#### Supplied records:
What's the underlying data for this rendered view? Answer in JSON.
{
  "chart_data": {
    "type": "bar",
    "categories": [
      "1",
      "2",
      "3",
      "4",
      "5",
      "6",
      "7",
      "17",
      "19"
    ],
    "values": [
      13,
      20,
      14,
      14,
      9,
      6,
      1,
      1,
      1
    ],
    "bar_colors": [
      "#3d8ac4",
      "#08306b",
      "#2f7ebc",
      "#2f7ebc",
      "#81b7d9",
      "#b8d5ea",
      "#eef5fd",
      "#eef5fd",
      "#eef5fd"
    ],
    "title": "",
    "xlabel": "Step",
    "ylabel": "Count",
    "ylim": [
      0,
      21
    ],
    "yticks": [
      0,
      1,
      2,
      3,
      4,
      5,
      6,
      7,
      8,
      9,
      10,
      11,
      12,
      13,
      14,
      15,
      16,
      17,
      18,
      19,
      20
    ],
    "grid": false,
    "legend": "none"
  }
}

#### What you will do:
From the records above, extract every entry verbatim.

#### Complete answer:
What's the underlying data for this rendered view? Answer in JSON.
{
  "chart_data": {
    "type": "bar",
    "categories": [
      "1",
      "2",
      "3",
      "4",
      "5",
      "6",
      "7",
      "17",
      "19"
    ],
    "values": [
      13,
      20,
      14,
      14,
      9,
      6,
      1,
      1,
      1
    ],
    "bar_colors": [
      "#3d8ac4",
      "#08306b",
      "#2f7ebc",
      "#2f7ebc",
      "#81b7d9",
      "#b8d5ea",
      "#eef5fd",
      "#eef5fd",
      "#eef5fd"
    ],
    "title": "",
    "xlabel": "Step",
    "ylabel": "Count",
    "ylim": [
      0,
      21
    ],
    "yticks": [
      0,
      1,
      2,
      3,
      4,
      5,
      6,
      7,
      8,
      9,
      10,
      11,
      12,
      13,
      14,
      15,
      16,
      17,
      18,
      19,
      20
    ],
    "grid": false,
    "legend": "none"
  }
}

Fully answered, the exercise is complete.